*Saved data entries:*
####
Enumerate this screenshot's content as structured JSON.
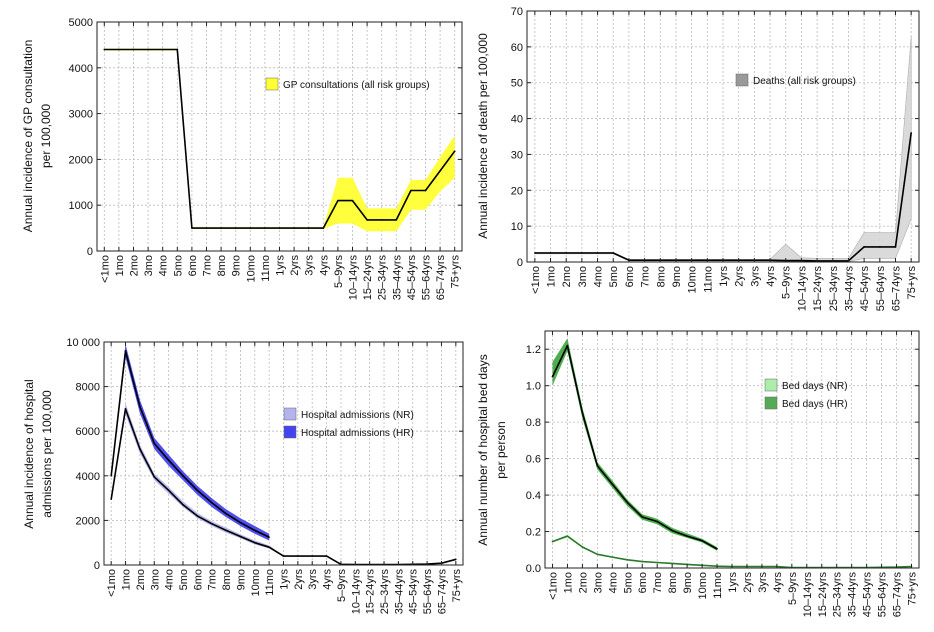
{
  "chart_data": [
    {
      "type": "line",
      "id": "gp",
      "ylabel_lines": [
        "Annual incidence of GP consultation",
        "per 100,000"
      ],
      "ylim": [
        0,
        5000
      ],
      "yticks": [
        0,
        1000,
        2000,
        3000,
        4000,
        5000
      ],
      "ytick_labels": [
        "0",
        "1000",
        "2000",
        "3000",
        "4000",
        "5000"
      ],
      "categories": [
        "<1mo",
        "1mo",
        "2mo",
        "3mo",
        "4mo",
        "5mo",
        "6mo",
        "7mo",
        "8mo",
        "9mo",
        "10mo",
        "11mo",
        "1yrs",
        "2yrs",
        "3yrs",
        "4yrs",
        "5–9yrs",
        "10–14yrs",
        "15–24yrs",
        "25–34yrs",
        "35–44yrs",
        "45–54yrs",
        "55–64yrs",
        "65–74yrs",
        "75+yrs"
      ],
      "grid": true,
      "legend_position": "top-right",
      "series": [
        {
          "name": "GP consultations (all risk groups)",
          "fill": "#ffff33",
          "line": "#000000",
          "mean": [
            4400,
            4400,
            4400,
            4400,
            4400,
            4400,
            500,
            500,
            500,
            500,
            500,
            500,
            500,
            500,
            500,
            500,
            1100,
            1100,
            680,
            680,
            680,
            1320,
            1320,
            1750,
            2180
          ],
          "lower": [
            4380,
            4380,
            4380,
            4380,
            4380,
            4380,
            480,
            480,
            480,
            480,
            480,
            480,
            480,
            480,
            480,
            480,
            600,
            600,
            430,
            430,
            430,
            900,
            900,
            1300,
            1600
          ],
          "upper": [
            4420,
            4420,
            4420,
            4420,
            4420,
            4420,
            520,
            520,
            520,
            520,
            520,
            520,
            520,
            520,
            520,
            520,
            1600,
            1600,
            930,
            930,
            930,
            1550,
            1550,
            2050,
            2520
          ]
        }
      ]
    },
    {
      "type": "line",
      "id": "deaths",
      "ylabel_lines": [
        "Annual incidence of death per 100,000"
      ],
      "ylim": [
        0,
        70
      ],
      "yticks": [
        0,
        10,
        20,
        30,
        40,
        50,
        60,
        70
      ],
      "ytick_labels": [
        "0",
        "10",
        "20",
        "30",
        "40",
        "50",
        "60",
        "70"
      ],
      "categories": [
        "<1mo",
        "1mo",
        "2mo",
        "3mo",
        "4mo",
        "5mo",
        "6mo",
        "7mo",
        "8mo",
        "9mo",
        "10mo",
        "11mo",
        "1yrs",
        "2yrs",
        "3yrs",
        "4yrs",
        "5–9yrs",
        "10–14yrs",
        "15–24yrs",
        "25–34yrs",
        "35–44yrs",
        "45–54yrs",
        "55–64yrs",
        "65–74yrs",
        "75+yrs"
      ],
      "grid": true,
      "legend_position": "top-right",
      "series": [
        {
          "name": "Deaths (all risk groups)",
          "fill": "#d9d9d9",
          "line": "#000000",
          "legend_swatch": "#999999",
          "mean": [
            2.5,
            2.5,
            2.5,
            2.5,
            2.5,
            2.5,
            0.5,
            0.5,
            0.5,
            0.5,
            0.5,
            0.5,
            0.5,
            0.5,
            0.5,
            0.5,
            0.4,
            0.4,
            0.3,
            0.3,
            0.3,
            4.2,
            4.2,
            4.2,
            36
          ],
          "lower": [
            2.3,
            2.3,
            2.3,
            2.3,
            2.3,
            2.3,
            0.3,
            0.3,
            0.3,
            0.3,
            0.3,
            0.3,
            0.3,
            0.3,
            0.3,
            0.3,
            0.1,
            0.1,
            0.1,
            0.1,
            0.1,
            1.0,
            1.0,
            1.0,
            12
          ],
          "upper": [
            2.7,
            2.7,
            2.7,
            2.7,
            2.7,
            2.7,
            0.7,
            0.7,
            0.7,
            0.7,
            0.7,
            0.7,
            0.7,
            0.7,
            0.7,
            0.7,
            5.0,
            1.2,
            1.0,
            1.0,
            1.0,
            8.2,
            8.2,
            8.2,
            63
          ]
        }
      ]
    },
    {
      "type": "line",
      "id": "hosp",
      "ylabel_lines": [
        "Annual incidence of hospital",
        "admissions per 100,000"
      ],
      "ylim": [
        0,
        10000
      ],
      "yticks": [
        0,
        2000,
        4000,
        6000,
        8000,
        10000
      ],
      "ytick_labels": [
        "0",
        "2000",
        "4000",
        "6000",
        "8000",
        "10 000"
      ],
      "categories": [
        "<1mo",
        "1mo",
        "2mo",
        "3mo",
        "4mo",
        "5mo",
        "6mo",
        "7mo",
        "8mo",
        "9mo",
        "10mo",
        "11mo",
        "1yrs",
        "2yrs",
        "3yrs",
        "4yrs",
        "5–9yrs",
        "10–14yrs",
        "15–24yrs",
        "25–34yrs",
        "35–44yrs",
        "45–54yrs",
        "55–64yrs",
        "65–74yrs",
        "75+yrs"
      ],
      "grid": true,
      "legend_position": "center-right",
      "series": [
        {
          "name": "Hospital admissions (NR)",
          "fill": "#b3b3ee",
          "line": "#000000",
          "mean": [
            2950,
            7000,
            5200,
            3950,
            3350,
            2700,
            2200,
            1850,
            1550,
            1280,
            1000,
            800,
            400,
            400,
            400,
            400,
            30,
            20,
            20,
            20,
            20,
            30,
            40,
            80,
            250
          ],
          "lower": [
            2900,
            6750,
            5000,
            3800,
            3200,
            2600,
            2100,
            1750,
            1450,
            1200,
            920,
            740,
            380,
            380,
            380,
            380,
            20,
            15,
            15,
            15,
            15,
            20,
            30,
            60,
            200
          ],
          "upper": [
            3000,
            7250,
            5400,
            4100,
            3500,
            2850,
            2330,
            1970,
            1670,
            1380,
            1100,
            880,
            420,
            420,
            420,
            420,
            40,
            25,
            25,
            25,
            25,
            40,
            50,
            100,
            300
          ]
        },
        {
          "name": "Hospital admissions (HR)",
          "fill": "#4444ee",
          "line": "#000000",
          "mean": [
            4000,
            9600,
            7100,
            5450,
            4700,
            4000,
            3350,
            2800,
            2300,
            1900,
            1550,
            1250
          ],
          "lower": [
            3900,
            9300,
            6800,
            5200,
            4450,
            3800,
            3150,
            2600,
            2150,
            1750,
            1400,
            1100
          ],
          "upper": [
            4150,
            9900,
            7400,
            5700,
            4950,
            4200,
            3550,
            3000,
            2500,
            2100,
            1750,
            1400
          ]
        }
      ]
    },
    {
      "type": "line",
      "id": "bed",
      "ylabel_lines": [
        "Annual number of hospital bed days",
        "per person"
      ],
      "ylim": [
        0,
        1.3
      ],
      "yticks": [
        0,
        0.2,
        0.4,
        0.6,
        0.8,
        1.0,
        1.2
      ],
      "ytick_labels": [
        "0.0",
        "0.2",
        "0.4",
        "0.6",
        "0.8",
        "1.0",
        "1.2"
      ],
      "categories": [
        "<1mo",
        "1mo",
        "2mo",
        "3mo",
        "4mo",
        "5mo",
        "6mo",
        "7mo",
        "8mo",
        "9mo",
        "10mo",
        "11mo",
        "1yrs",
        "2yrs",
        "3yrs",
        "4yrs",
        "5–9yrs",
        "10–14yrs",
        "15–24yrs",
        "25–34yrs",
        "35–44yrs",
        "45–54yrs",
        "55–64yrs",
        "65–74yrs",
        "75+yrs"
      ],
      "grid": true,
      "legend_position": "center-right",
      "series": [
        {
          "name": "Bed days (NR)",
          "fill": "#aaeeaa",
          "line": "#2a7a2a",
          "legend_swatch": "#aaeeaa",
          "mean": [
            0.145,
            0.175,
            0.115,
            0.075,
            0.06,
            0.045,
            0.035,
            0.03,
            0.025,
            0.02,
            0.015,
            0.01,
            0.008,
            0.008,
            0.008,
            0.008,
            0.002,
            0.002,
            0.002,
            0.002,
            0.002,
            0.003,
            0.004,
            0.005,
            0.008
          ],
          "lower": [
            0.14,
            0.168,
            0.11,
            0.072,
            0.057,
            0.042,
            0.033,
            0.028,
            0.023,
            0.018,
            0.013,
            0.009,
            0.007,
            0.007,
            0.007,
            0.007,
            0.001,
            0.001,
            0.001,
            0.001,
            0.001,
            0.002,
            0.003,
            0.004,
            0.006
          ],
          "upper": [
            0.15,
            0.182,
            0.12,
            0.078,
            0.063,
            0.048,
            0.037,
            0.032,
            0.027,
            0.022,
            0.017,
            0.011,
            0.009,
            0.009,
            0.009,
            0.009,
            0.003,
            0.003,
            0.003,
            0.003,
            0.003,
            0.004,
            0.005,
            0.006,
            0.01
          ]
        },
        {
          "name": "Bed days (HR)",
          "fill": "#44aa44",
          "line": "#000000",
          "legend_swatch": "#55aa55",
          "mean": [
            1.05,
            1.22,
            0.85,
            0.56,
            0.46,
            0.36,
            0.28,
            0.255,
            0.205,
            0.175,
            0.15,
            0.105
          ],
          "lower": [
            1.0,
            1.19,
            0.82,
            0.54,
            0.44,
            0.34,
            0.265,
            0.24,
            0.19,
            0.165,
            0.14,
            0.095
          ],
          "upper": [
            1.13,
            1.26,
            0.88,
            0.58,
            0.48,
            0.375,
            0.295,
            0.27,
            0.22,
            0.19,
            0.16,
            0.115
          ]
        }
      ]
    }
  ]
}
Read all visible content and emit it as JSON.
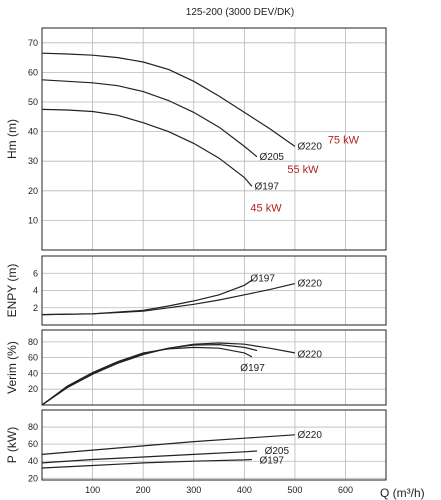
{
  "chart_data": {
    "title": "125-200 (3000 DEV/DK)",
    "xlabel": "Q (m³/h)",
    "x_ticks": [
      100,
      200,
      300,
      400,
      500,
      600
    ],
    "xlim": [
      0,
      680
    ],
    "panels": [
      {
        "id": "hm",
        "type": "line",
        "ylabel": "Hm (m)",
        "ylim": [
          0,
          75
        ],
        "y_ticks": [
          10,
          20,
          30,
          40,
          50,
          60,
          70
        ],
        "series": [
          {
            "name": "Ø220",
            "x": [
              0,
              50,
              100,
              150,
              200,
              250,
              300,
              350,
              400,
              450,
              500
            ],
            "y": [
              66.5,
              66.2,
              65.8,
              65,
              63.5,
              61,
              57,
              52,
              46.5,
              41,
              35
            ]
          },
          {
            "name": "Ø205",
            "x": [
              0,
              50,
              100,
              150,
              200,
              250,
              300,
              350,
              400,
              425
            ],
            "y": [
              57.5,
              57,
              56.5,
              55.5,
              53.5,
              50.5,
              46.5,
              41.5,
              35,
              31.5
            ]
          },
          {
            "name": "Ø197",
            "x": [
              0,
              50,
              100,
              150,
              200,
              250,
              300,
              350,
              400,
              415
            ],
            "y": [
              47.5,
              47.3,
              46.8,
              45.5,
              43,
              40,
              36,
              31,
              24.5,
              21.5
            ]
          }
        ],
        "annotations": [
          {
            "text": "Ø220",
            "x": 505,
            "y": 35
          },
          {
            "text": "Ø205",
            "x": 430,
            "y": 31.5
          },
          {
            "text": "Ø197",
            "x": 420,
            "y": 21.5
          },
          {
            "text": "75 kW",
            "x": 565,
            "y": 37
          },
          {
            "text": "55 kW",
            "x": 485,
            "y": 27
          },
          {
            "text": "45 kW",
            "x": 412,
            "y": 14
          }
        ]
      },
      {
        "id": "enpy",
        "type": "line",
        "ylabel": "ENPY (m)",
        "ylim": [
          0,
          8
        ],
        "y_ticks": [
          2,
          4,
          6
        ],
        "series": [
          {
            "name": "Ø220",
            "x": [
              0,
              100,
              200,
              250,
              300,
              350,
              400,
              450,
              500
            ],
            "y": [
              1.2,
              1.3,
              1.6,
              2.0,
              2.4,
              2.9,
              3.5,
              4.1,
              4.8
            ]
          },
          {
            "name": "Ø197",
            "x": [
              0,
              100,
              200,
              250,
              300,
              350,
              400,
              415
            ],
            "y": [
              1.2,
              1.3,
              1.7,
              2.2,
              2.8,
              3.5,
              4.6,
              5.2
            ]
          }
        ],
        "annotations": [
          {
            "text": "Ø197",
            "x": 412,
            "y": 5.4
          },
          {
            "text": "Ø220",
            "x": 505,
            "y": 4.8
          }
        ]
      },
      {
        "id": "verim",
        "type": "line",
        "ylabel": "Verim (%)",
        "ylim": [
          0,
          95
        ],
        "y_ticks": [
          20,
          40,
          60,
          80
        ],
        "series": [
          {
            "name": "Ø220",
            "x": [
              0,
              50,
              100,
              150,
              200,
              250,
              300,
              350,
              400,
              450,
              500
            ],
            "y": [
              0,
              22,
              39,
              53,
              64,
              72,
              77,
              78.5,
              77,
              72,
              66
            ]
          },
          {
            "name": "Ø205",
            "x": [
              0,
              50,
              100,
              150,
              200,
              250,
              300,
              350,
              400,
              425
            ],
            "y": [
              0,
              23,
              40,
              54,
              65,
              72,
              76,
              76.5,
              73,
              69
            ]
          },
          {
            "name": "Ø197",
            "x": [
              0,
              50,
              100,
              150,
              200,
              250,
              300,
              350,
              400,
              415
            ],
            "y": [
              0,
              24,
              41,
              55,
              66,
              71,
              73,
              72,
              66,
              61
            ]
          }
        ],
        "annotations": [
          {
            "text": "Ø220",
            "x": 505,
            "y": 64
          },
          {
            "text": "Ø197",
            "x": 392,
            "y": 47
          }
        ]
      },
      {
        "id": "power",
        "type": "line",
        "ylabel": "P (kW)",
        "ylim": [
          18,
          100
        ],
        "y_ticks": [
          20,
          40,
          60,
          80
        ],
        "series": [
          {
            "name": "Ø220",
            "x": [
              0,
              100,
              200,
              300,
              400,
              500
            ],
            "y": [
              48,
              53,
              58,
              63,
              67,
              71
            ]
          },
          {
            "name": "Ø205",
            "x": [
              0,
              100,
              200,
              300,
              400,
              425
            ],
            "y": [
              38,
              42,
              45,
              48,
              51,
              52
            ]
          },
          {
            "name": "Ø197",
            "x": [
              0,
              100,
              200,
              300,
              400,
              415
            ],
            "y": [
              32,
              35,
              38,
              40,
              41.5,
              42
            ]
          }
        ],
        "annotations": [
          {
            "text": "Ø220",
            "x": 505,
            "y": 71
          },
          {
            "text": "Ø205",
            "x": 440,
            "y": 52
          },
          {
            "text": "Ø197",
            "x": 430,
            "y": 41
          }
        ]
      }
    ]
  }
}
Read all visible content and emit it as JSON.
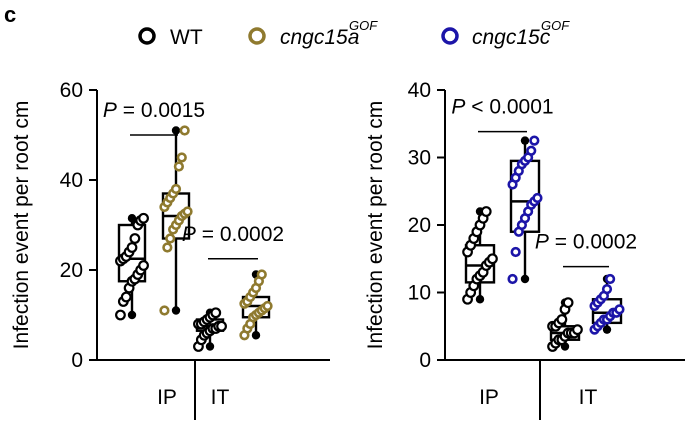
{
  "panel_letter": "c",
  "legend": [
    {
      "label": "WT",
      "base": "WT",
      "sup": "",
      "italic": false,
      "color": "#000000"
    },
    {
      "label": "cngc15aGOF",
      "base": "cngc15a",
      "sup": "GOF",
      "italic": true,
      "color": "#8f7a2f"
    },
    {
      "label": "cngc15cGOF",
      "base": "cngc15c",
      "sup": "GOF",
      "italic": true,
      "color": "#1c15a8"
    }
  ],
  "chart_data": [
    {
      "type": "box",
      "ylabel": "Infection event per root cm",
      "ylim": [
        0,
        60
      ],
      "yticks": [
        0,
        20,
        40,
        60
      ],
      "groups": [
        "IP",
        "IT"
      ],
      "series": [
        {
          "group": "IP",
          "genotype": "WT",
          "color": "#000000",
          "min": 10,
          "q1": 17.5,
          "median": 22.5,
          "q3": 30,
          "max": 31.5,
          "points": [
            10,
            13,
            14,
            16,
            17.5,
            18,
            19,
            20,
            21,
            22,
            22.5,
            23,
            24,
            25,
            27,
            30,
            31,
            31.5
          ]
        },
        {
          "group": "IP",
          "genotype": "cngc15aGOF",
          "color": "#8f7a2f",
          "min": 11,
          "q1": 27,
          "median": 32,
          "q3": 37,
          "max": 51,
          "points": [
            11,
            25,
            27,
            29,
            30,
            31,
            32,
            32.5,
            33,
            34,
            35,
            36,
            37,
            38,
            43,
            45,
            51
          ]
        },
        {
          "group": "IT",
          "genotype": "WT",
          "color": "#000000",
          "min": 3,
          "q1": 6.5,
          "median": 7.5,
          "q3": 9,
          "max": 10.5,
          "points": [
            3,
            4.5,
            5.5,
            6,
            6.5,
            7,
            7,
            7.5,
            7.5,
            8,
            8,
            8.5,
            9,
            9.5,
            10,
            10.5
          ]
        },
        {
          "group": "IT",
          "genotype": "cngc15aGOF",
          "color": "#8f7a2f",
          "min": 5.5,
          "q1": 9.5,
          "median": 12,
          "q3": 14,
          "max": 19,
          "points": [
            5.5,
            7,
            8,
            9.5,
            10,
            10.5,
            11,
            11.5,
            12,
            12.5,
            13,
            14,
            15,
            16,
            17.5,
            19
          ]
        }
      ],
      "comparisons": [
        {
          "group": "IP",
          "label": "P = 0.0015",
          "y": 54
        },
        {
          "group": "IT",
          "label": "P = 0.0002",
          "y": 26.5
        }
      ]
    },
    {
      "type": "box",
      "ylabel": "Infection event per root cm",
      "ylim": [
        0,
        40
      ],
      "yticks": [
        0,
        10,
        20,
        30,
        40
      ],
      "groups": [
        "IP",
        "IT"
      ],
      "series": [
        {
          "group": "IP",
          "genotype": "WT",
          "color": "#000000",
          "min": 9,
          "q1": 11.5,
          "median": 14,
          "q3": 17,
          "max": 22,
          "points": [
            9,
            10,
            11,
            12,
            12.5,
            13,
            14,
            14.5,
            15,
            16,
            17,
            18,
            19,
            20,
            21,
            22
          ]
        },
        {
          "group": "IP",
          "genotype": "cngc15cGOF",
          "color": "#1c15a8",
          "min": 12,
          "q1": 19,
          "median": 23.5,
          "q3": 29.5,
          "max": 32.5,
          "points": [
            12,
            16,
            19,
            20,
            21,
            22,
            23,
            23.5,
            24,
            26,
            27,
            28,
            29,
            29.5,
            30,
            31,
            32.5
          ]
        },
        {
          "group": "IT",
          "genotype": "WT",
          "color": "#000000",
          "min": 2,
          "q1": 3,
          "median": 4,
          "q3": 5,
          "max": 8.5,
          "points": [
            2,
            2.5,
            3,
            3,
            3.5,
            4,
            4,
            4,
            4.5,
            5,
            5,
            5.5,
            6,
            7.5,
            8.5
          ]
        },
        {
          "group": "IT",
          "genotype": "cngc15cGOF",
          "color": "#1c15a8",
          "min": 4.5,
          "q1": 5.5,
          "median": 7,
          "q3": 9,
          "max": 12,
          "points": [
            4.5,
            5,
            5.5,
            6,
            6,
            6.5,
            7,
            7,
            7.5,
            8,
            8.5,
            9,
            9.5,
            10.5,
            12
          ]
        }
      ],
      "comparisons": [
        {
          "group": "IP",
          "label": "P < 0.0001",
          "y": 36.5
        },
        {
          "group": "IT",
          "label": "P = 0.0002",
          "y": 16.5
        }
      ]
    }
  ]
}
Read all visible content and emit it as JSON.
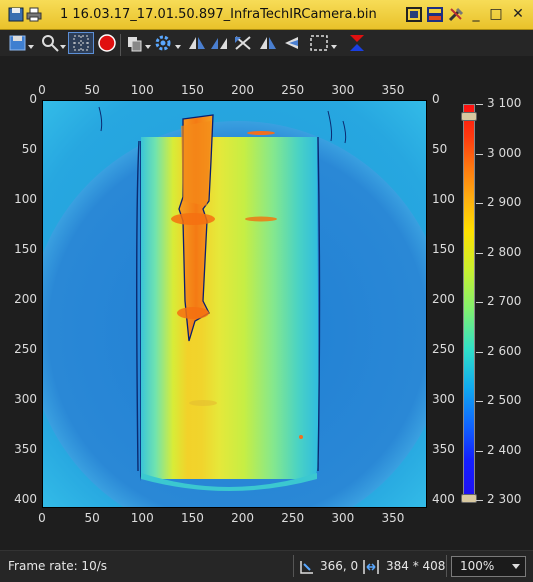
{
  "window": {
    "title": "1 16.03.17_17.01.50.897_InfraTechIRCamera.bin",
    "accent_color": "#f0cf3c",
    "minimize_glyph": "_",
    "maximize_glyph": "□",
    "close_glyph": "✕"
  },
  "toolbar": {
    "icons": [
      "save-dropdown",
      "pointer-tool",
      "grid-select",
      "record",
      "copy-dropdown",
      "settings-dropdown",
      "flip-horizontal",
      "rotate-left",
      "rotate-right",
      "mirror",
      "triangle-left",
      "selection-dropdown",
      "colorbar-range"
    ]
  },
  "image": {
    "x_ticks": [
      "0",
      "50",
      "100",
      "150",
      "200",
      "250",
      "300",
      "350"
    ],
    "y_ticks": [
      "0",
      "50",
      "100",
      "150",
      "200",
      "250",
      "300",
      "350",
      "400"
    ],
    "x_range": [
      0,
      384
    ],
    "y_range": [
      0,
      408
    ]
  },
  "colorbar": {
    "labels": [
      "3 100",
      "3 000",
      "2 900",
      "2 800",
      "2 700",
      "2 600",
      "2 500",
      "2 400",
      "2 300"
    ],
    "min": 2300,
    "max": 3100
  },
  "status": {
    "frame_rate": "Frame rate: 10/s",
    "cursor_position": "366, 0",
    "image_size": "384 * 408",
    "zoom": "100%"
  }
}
####
*DIRECTIVE:* Which lines contain "groups"? Copy each of them out.

*RESULT OF THIS TASK:*
          "name": "GP consultations (all risk groups)",
          "name": "Deaths (all risk groups)",
      "groups": [
      "groups": [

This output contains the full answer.